* _TASK BRIEF_:
Copy each line that holds "name".

** BEGIN INFORMATION SUPPLIED **

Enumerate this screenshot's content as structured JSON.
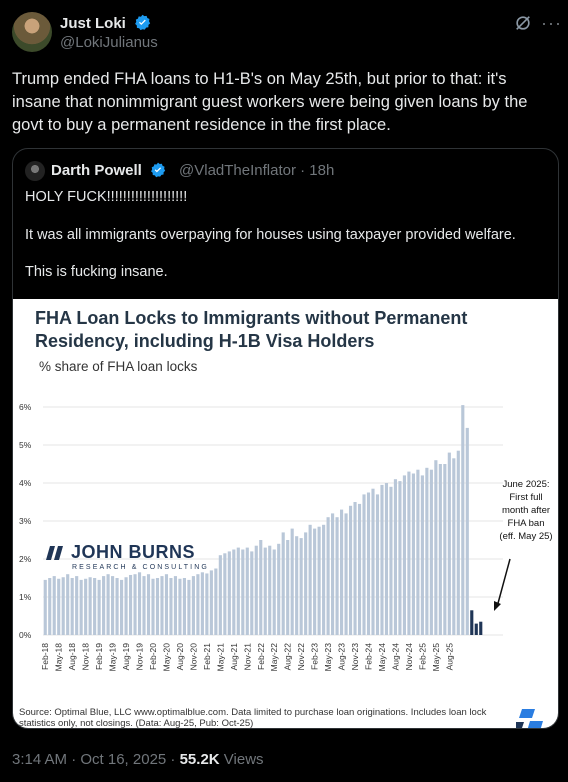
{
  "author": {
    "name": "Just Loki",
    "handle": "@LokiJulianus"
  },
  "tweet": {
    "text": "Trump ended FHA loans to H1-B's on May 25th, but prior to that: it's insane that nonimmigrant guest workers were being given loans by the govt to buy a permanent residence in the first place."
  },
  "quoted": {
    "name": "Darth Powell",
    "handle": "@VladTheInflator",
    "time": "· 18h",
    "lines": [
      "HOLY FUCK!!!!!!!!!!!!!!!!!!!!",
      "It was all immigrants overpaying for houses using taxpayer provided welfare.",
      "This is fucking insane."
    ]
  },
  "chart_data": {
    "type": "bar",
    "title": "FHA Loan Locks to Immigrants without Permanent Residency, including H-1B Visa Holders",
    "subtitle": "% share of FHA loan locks",
    "ylim": [
      0,
      6.5
    ],
    "yticks": [
      "0%",
      "1%",
      "2%",
      "3%",
      "4%",
      "5%",
      "6%"
    ],
    "xticks": [
      "Feb-18",
      "May-18",
      "Aug-18",
      "Nov-18",
      "Feb-19",
      "May-19",
      "Aug-19",
      "Nov-19",
      "Feb-20",
      "May-20",
      "Aug-20",
      "Nov-20",
      "Feb-21",
      "May-21",
      "Aug-21",
      "Nov-21",
      "Feb-22",
      "May-22",
      "Aug-22",
      "Nov-22",
      "Feb-23",
      "May-23",
      "Aug-23",
      "Nov-23",
      "Feb-24",
      "May-24",
      "Aug-24",
      "Nov-24",
      "Feb-25",
      "May-25",
      "Aug-25"
    ],
    "values": [
      1.45,
      1.5,
      1.55,
      1.48,
      1.52,
      1.6,
      1.5,
      1.55,
      1.45,
      1.48,
      1.52,
      1.5,
      1.45,
      1.55,
      1.6,
      1.55,
      1.5,
      1.45,
      1.52,
      1.58,
      1.6,
      1.65,
      1.55,
      1.6,
      1.48,
      1.5,
      1.55,
      1.6,
      1.5,
      1.55,
      1.48,
      1.5,
      1.45,
      1.55,
      1.6,
      1.65,
      1.62,
      1.7,
      1.75,
      2.1,
      2.15,
      2.2,
      2.25,
      2.3,
      2.25,
      2.3,
      2.2,
      2.35,
      2.5,
      2.3,
      2.35,
      2.25,
      2.4,
      2.7,
      2.5,
      2.8,
      2.6,
      2.55,
      2.7,
      2.9,
      2.8,
      2.85,
      2.9,
      3.1,
      3.2,
      3.1,
      3.3,
      3.2,
      3.4,
      3.5,
      3.45,
      3.7,
      3.75,
      3.85,
      3.7,
      3.95,
      4.0,
      3.9,
      4.1,
      4.05,
      4.2,
      4.3,
      4.25,
      4.35,
      4.2,
      4.4,
      4.35,
      4.6,
      4.5,
      4.5,
      4.8,
      4.65,
      4.85,
      6.05,
      5.45,
      0.65,
      0.3,
      0.35
    ],
    "highlight_from_index": 95,
    "annotation": "June 2025: First full month after FHA ban (eff. May 25)",
    "source": "Source: Optimal Blue, LLC www.optimalblue.com. Data limited to purchase loan originations. Includes loan lock statistics only, not closings. (Data: Aug-25, Pub: Oct-25)",
    "colors": {
      "bar": "#b9c7d8",
      "highlight": "#1f3556",
      "grid": "#e6e6e6"
    }
  },
  "logo": {
    "name": "JOHN BURNS",
    "tagline": "RESEARCH & CONSULTING"
  },
  "footer": {
    "time": "3:14 AM · Oct 16, 2025 · ",
    "views": "55.2K",
    "views_label": " Views"
  }
}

** END INFORMATION SUPPLIED **

* _COMPLETED EXERCISE_:
    "name": "Just Loki",
    "name": "Darth Powell",
    "name": "JOHN BURNS",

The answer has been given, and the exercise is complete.